- _Short task_:
Once the pictures are set aside, transcribe the remaining data exactly.

- _Listing_:

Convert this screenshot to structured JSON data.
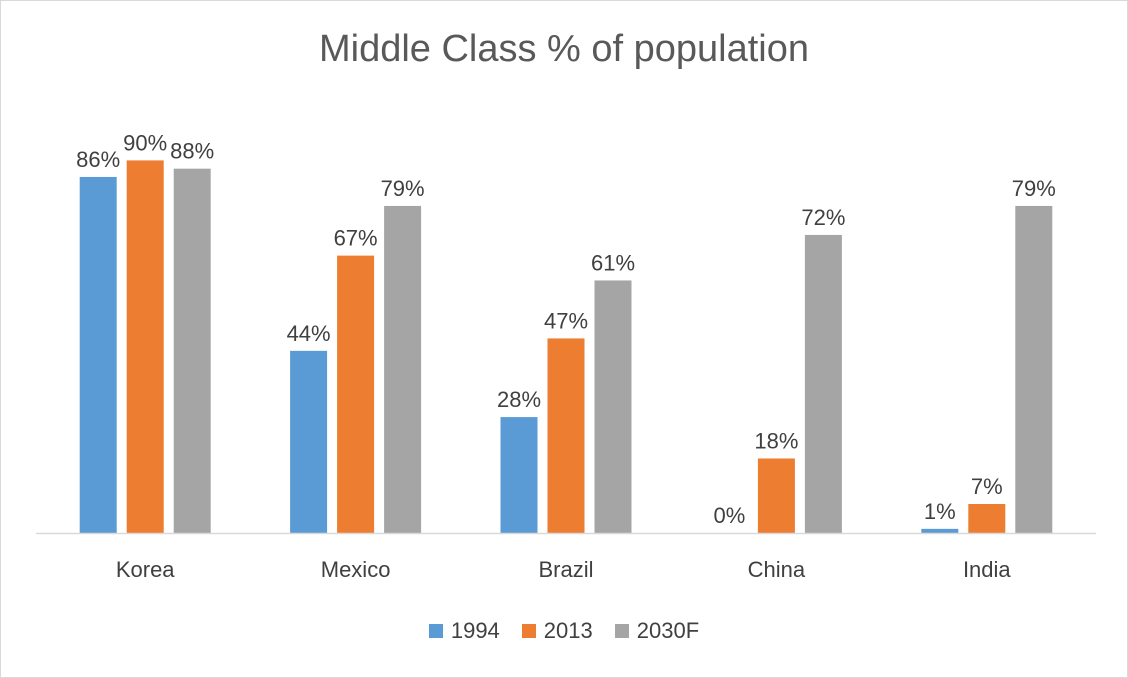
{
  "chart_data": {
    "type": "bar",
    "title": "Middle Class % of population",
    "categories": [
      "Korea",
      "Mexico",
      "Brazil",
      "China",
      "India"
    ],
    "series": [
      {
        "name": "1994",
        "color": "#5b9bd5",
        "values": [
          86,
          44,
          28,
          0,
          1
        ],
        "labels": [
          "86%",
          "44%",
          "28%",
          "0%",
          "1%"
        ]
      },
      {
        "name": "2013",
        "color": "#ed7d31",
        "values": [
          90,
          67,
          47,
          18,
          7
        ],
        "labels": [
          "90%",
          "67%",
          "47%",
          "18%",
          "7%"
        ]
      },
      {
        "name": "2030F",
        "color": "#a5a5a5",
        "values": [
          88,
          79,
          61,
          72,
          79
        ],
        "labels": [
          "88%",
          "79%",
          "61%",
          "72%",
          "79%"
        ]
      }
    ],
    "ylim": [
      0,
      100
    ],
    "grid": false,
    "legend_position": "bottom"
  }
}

- _Solved exercise_:
Convert this screenshot to structured JSON data.
{
  "chart_data": {
    "type": "bar",
    "title": "Middle Class % of population",
    "categories": [
      "Korea",
      "Mexico",
      "Brazil",
      "China",
      "India"
    ],
    "series": [
      {
        "name": "1994",
        "color": "#5b9bd5",
        "values": [
          86,
          44,
          28,
          0,
          1
        ],
        "labels": [
          "86%",
          "44%",
          "28%",
          "0%",
          "1%"
        ]
      },
      {
        "name": "2013",
        "color": "#ed7d31",
        "values": [
          90,
          67,
          47,
          18,
          7
        ],
        "labels": [
          "90%",
          "67%",
          "47%",
          "18%",
          "7%"
        ]
      },
      {
        "name": "2030F",
        "color": "#a5a5a5",
        "values": [
          88,
          79,
          61,
          72,
          79
        ],
        "labels": [
          "88%",
          "79%",
          "61%",
          "72%",
          "79%"
        ]
      }
    ],
    "ylim": [
      0,
      100
    ],
    "grid": false,
    "legend_position": "bottom"
  }
}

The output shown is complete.